-- BEGIN --

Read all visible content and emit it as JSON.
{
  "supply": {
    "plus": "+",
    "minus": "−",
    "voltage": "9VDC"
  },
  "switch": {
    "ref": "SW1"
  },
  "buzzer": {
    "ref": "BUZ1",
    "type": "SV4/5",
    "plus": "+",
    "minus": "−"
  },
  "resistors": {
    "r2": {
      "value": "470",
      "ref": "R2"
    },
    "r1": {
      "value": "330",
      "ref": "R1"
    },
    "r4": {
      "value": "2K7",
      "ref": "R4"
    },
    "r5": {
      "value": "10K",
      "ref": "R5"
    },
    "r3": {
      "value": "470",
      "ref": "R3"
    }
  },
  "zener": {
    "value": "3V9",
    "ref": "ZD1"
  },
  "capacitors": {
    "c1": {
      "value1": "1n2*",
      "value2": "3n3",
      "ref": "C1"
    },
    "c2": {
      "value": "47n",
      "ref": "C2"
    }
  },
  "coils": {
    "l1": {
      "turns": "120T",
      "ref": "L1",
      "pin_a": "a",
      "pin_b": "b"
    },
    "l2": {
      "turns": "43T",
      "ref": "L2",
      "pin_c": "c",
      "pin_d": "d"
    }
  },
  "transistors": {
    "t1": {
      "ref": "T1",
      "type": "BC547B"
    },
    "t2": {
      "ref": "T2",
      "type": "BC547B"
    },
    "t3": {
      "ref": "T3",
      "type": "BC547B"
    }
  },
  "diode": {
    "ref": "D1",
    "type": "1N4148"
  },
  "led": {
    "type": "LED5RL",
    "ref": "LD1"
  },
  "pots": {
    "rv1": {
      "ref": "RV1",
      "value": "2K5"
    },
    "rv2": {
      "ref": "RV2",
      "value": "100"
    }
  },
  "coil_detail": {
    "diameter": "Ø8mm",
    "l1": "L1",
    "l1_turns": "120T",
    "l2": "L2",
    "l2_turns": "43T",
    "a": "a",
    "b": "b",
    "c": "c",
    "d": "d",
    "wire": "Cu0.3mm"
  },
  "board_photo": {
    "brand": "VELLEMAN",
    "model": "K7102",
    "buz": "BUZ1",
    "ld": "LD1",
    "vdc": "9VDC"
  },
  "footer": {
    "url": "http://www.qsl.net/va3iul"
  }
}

-- END --

Output all records verbatim.

== Answer below ==
Read all visible content and emit it as JSON.
{
  "supply": {
    "plus": "+",
    "minus": "−",
    "voltage": "9VDC"
  },
  "switch": {
    "ref": "SW1"
  },
  "buzzer": {
    "ref": "BUZ1",
    "type": "SV4/5",
    "plus": "+",
    "minus": "−"
  },
  "resistors": {
    "r2": {
      "value": "470",
      "ref": "R2"
    },
    "r1": {
      "value": "330",
      "ref": "R1"
    },
    "r4": {
      "value": "2K7",
      "ref": "R4"
    },
    "r5": {
      "value": "10K",
      "ref": "R5"
    },
    "r3": {
      "value": "470",
      "ref": "R3"
    }
  },
  "zener": {
    "value": "3V9",
    "ref": "ZD1"
  },
  "capacitors": {
    "c1": {
      "value1": "1n2*",
      "value2": "3n3",
      "ref": "C1"
    },
    "c2": {
      "value": "47n",
      "ref": "C2"
    }
  },
  "coils": {
    "l1": {
      "turns": "120T",
      "ref": "L1",
      "pin_a": "a",
      "pin_b": "b"
    },
    "l2": {
      "turns": "43T",
      "ref": "L2",
      "pin_c": "c",
      "pin_d": "d"
    }
  },
  "transistors": {
    "t1": {
      "ref": "T1",
      "type": "BC547B"
    },
    "t2": {
      "ref": "T2",
      "type": "BC547B"
    },
    "t3": {
      "ref": "T3",
      "type": "BC547B"
    }
  },
  "diode": {
    "ref": "D1",
    "type": "1N4148"
  },
  "led": {
    "type": "LED5RL",
    "ref": "LD1"
  },
  "pots": {
    "rv1": {
      "ref": "RV1",
      "value": "2K5"
    },
    "rv2": {
      "ref": "RV2",
      "value": "100"
    }
  },
  "coil_detail": {
    "diameter": "Ø8mm",
    "l1": "L1",
    "l1_turns": "120T",
    "l2": "L2",
    "l2_turns": "43T",
    "a": "a",
    "b": "b",
    "c": "c",
    "d": "d",
    "wire": "Cu0.3mm"
  },
  "board_photo": {
    "brand": "VELLEMAN",
    "model": "K7102",
    "buz": "BUZ1",
    "ld": "LD1",
    "vdc": "9VDC"
  },
  "footer": {
    "url": "http://www.qsl.net/va3iul"
  }
}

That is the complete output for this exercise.